Each entry must appear again exactly as it does in the source.

[Collected data entries]
######

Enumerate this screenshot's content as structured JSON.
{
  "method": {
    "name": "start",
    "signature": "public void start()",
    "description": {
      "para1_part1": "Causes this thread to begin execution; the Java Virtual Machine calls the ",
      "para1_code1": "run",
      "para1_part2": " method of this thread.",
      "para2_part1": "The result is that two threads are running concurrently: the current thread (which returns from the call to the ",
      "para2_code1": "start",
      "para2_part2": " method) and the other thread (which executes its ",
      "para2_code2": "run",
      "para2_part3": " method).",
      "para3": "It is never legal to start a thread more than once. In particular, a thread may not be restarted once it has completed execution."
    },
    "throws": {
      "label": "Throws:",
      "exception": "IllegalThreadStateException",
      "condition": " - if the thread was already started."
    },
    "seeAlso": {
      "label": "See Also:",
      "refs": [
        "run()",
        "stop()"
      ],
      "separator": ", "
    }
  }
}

######

* THE REPLY *
Enumerate this screenshot's content as structured JSON.
{
  "method": {
    "name": "start",
    "signature": "public void start()",
    "description": {
      "para1_part1": "Causes this thread to begin execution; the Java Virtual Machine calls the ",
      "para1_code1": "run",
      "para1_part2": " method of this thread.",
      "para2_part1": "The result is that two threads are running concurrently: the current thread (which returns from the call to the ",
      "para2_code1": "start",
      "para2_part2": " method) and the other thread (which executes its ",
      "para2_code2": "run",
      "para2_part3": " method).",
      "para3": "It is never legal to start a thread more than once. In particular, a thread may not be restarted once it has completed execution."
    },
    "throws": {
      "label": "Throws:",
      "exception": "IllegalThreadStateException",
      "condition": " - if the thread was already started."
    },
    "seeAlso": {
      "label": "See Also:",
      "refs": [
        "run()",
        "stop()"
      ],
      "separator": ", "
    }
  }
}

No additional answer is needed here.